» **TO DO**
Look through the material and copy each line holding "this".

##### SOURCE DATA #####

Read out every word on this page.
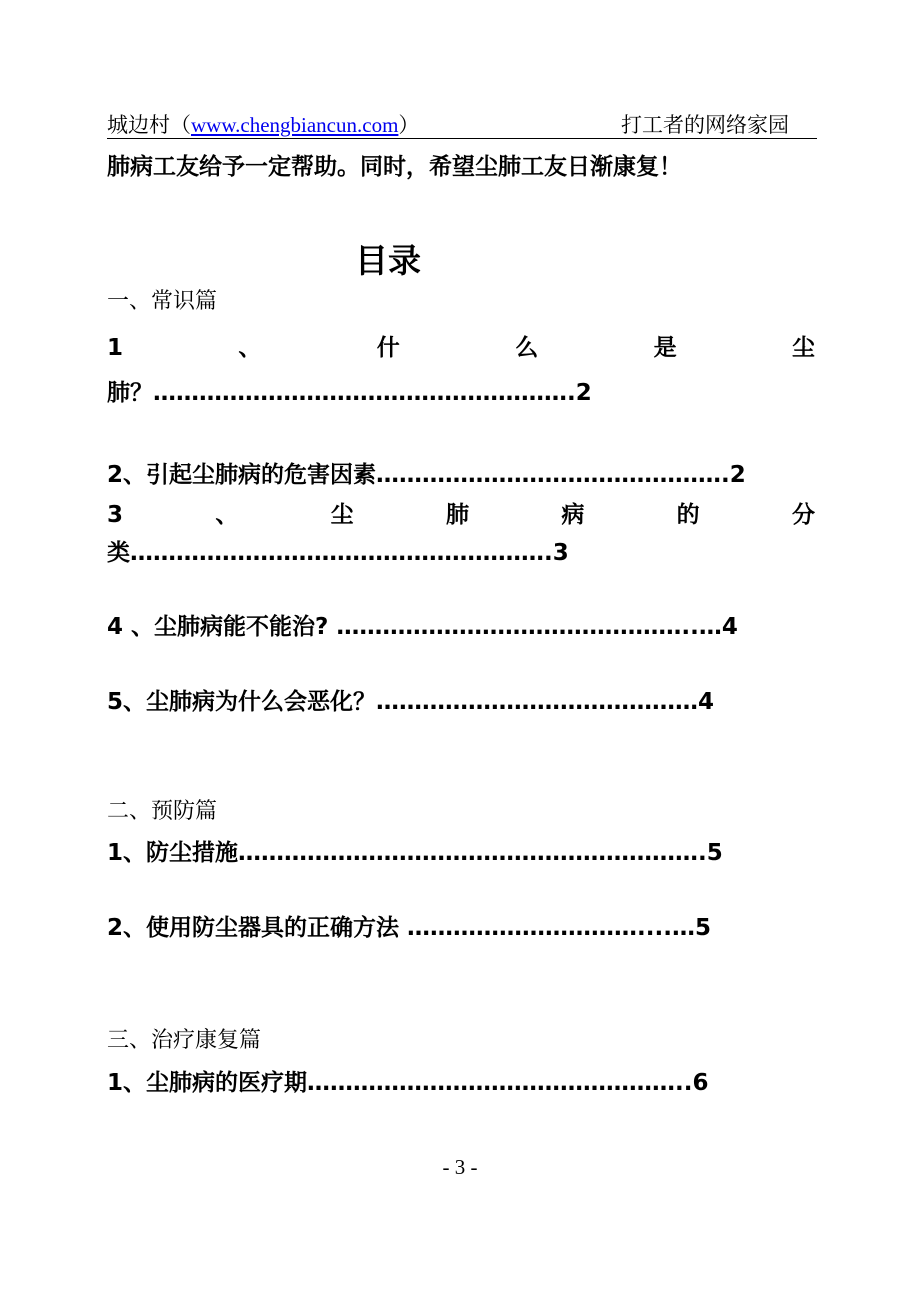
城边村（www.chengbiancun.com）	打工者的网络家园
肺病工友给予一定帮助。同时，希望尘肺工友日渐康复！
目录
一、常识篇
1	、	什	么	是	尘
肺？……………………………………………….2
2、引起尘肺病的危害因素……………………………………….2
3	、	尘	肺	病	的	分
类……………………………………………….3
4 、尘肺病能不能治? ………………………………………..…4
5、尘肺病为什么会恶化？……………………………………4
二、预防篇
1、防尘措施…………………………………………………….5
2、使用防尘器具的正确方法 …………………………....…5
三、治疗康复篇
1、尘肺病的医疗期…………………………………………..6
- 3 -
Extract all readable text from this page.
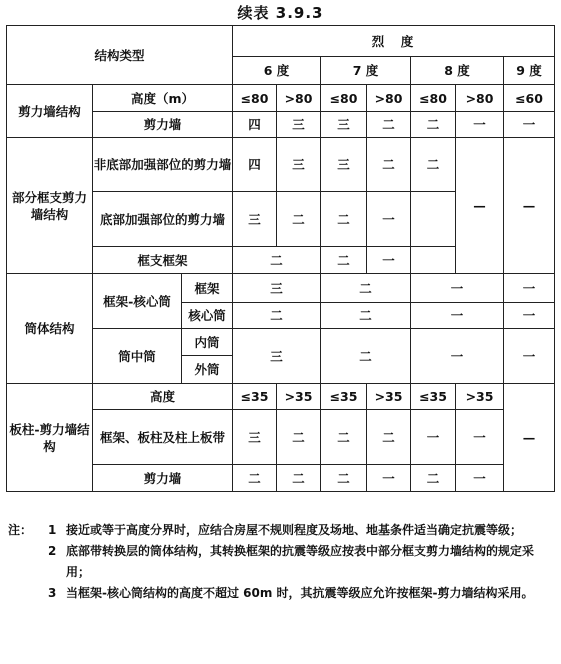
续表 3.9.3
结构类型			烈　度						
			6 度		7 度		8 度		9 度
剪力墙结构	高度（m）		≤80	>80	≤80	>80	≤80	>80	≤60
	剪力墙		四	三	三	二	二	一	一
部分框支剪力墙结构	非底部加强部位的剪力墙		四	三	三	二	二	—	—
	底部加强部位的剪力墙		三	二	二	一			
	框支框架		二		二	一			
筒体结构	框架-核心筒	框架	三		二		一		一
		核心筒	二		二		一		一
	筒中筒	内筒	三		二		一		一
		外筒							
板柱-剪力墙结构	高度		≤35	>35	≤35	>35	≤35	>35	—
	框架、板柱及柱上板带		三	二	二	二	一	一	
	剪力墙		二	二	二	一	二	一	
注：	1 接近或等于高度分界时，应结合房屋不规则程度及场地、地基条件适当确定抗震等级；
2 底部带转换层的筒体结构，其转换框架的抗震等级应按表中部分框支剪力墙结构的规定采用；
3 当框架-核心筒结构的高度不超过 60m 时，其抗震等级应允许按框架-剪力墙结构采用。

#####

» **CORRECT RESULT**
Read out every word on this page.
Extract all readable text from this page.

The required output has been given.